§ **SET PROBLEM**
All of the data needs to be repeated exactly.
------ LISTED ENTRIES
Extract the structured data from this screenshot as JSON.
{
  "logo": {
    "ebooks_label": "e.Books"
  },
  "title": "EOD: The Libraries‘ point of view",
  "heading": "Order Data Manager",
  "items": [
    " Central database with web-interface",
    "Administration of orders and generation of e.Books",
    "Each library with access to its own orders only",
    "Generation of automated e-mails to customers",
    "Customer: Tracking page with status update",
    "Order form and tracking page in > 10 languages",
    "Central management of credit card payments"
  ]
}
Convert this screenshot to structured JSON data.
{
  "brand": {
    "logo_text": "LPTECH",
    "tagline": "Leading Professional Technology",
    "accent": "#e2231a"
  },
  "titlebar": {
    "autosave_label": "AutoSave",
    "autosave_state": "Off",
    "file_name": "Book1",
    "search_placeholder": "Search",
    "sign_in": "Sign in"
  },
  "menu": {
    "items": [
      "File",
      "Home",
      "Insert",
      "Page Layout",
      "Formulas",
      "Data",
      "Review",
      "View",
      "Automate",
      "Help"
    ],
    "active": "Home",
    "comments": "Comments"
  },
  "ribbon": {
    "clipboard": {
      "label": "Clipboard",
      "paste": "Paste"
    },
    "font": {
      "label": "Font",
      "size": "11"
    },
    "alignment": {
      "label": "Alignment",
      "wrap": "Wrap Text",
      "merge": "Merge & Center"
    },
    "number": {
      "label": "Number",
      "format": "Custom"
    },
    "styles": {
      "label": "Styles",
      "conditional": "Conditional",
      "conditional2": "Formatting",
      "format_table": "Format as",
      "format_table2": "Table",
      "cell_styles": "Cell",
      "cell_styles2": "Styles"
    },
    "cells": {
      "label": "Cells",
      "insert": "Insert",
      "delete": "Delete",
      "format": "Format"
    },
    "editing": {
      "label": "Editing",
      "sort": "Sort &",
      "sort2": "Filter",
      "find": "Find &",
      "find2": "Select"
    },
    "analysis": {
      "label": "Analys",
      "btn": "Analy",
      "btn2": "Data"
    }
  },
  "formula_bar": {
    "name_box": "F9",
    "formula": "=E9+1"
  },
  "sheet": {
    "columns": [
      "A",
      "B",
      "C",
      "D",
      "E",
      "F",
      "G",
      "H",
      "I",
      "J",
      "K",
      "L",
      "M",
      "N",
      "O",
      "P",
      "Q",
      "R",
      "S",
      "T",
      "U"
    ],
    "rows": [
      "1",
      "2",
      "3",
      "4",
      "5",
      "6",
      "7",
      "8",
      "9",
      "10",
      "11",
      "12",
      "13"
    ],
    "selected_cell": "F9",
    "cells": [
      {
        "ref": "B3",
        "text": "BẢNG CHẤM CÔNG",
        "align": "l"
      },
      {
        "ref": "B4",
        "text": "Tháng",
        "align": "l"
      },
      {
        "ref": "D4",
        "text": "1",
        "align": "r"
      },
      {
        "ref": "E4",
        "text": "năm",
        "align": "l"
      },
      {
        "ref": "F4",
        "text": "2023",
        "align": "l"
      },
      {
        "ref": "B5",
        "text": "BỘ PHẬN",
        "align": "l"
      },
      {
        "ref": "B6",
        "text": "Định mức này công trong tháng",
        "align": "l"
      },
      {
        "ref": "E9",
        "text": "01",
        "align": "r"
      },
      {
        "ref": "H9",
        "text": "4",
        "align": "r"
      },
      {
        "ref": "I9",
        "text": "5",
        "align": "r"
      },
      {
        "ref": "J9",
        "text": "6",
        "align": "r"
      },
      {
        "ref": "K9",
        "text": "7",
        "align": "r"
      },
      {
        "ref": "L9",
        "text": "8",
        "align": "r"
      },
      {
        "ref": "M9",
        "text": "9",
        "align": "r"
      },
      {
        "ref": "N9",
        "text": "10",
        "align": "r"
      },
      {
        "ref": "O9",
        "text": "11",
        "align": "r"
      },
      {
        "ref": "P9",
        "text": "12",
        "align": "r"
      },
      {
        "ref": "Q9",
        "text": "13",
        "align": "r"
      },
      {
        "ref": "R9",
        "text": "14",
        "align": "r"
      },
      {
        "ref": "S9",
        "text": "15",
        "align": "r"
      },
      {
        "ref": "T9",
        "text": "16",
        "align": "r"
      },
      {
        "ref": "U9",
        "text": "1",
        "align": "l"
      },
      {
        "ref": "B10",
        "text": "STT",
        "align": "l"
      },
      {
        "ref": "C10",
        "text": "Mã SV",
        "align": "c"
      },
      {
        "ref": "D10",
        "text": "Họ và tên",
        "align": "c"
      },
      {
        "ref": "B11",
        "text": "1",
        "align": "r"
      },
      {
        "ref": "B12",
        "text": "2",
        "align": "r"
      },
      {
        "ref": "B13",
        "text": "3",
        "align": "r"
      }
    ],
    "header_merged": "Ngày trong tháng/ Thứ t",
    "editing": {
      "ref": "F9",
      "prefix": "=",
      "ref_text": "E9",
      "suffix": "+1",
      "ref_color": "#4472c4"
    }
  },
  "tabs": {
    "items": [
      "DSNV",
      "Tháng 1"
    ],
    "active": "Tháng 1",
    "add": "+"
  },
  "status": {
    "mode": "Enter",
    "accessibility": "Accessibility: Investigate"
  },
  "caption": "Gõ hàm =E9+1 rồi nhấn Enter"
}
------------
§ **FINAL RESULT**
Extract the structured data from this screenshot as JSON.
{
  "logo": {
    "ebooks_label": "e.Books"
  },
  "title": "EOD: The Libraries‘ point of view",
  "heading": "Order Data Manager",
  "items": [
    " Central database with web-interface",
    "Administration of orders and generation of e.Books",
    "Each library with access to its own orders only",
    "Generation of automated e-mails to customers",
    "Customer: Tracking page with status update",
    "Order form and tracking page in > 10 languages",
    "Central management of credit card payments"
  ]
}
Convert this screenshot to structured JSON data.
{
  "brand": {
    "logo_text": "LPTECH",
    "tagline": "Leading Professional Technology",
    "accent": "#e2231a"
  },
  "titlebar": {
    "autosave_label": "AutoSave",
    "autosave_state": "Off",
    "file_name": "Book1",
    "search_placeholder": "Search",
    "sign_in": "Sign in"
  },
  "menu": {
    "items": [
      "File",
      "Home",
      "Insert",
      "Page Layout",
      "Formulas",
      "Data",
      "Review",
      "View",
      "Automate",
      "Help"
    ],
    "active": "Home",
    "comments": "Comments"
  },
  "ribbon": {
    "clipboard": {
      "label": "Clipboard",
      "paste": "Paste"
    },
    "font": {
      "label": "Font",
      "size": "11"
    },
    "alignment": {
      "label": "Alignment",
      "wrap": "Wrap Text",
      "merge": "Merge & Center"
    },
    "number": {
      "label": "Number",
      "format": "Custom"
    },
    "styles": {
      "label": "Styles",
      "conditional": "Conditional",
      "conditional2": "Formatting",
      "format_table": "Format as",
      "format_table2": "Table",
      "cell_styles": "Cell",
      "cell_styles2": "Styles"
    },
    "cells": {
      "label": "Cells",
      "insert": "Insert",
      "delete": "Delete",
      "format": "Format"
    },
    "editing": {
      "label": "Editing",
      "sort": "Sort &",
      "sort2": "Filter",
      "find": "Find &",
      "find2": "Select"
    },
    "analysis": {
      "label": "Analys",
      "btn": "Analy",
      "btn2": "Data"
    }
  },
  "formula_bar": {
    "name_box": "F9",
    "formula": "=E9+1"
  },
  "sheet": {
    "columns": [
      "A",
      "B",
      "C",
      "D",
      "E",
      "F",
      "G",
      "H",
      "I",
      "J",
      "K",
      "L",
      "M",
      "N",
      "O",
      "P",
      "Q",
      "R",
      "S",
      "T",
      "U"
    ],
    "rows": [
      "1",
      "2",
      "3",
      "4",
      "5",
      "6",
      "7",
      "8",
      "9",
      "10",
      "11",
      "12",
      "13"
    ],
    "selected_cell": "F9",
    "cells": [
      {
        "ref": "B3",
        "text": "BẢNG CHẤM CÔNG",
        "align": "l"
      },
      {
        "ref": "B4",
        "text": "Tháng",
        "align": "l"
      },
      {
        "ref": "D4",
        "text": "1",
        "align": "r"
      },
      {
        "ref": "E4",
        "text": "năm",
        "align": "l"
      },
      {
        "ref": "F4",
        "text": "2023",
        "align": "l"
      },
      {
        "ref": "B5",
        "text": "BỘ PHẬN",
        "align": "l"
      },
      {
        "ref": "B6",
        "text": "Định mức này công trong tháng",
        "align": "l"
      },
      {
        "ref": "E9",
        "text": "01",
        "align": "r"
      },
      {
        "ref": "H9",
        "text": "4",
        "align": "r"
      },
      {
        "ref": "I9",
        "text": "5",
        "align": "r"
      },
      {
        "ref": "J9",
        "text": "6",
        "align": "r"
      },
      {
        "ref": "K9",
        "text": "7",
        "align": "r"
      },
      {
        "ref": "L9",
        "text": "8",
        "align": "r"
      },
      {
        "ref": "M9",
        "text": "9",
        "align": "r"
      },
      {
        "ref": "N9",
        "text": "10",
        "align": "r"
      },
      {
        "ref": "O9",
        "text": "11",
        "align": "r"
      },
      {
        "ref": "P9",
        "text": "12",
        "align": "r"
      },
      {
        "ref": "Q9",
        "text": "13",
        "align": "r"
      },
      {
        "ref": "R9",
        "text": "14",
        "align": "r"
      },
      {
        "ref": "S9",
        "text": "15",
        "align": "r"
      },
      {
        "ref": "T9",
        "text": "16",
        "align": "r"
      },
      {
        "ref": "U9",
        "text": "1",
        "align": "l"
      },
      {
        "ref": "B10",
        "text": "STT",
        "align": "l"
      },
      {
        "ref": "C10",
        "text": "Mã SV",
        "align": "c"
      },
      {
        "ref": "D10",
        "text": "Họ và tên",
        "align": "c"
      },
      {
        "ref": "B11",
        "text": "1",
        "align": "r"
      },
      {
        "ref": "B12",
        "text": "2",
        "align": "r"
      },
      {
        "ref": "B13",
        "text": "3",
        "align": "r"
      }
    ],
    "header_merged": "Ngày trong tháng/ Thứ t",
    "editing": {
      "ref": "F9",
      "prefix": "=",
      "ref_text": "E9",
      "suffix": "+1",
      "ref_color": "#4472c4"
    }
  },
  "tabs": {
    "items": [
      "DSNV",
      "Tháng 1"
    ],
    "active": "Tháng 1",
    "add": "+"
  },
  "status": {
    "mode": "Enter",
    "accessibility": "Accessibility: Investigate"
  },
  "caption": "Gõ hàm =E9+1 rồi nhấn Enter"
}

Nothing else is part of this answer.